- TASK DESCRIPTION
Copy every record below exactly.

Dataset records

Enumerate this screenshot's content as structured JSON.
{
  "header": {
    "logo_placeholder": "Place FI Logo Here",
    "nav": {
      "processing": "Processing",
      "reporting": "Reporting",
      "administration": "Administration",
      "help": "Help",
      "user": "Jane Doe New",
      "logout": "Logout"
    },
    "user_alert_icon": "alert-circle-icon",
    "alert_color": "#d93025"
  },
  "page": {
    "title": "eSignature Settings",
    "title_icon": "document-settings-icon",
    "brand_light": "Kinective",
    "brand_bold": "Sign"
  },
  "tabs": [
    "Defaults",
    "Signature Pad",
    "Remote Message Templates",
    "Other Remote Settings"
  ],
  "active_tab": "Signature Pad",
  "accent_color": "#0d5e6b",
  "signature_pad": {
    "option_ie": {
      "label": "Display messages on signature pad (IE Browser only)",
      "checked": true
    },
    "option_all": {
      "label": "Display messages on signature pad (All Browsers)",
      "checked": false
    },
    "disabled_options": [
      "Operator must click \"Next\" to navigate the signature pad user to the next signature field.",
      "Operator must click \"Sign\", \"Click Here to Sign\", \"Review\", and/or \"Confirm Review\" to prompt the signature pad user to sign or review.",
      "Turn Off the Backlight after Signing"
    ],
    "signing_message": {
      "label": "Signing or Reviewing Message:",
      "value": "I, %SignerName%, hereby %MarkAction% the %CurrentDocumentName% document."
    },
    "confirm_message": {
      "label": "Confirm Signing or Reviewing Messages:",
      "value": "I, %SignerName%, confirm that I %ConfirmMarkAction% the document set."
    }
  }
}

- SOLUTION TO THIS TASK
Enumerate this screenshot's content as structured JSON.
{
  "header": {
    "logo_placeholder": "Place FI Logo Here",
    "nav": {
      "processing": "Processing",
      "reporting": "Reporting",
      "administration": "Administration",
      "help": "Help",
      "user": "Jane Doe New",
      "logout": "Logout"
    },
    "user_alert_icon": "alert-circle-icon",
    "alert_color": "#d93025"
  },
  "page": {
    "title": "eSignature Settings",
    "title_icon": "document-settings-icon",
    "brand_light": "Kinective",
    "brand_bold": "Sign"
  },
  "tabs": [
    "Defaults",
    "Signature Pad",
    "Remote Message Templates",
    "Other Remote Settings"
  ],
  "active_tab": "Signature Pad",
  "accent_color": "#0d5e6b",
  "signature_pad": {
    "option_ie": {
      "label": "Display messages on signature pad (IE Browser only)",
      "checked": true
    },
    "option_all": {
      "label": "Display messages on signature pad (All Browsers)",
      "checked": false
    },
    "disabled_options": [
      "Operator must click \"Next\" to navigate the signature pad user to the next signature field.",
      "Operator must click \"Sign\", \"Click Here to Sign\", \"Review\", and/or \"Confirm Review\" to prompt the signature pad user to sign or review.",
      "Turn Off the Backlight after Signing"
    ],
    "signing_message": {
      "label": "Signing or Reviewing Message:",
      "value": "I, %SignerName%, hereby %MarkAction% the %CurrentDocumentName% document."
    },
    "confirm_message": {
      "label": "Confirm Signing or Reviewing Messages:",
      "value": "I, %SignerName%, confirm that I %ConfirmMarkAction% the document set."
    }
  }
}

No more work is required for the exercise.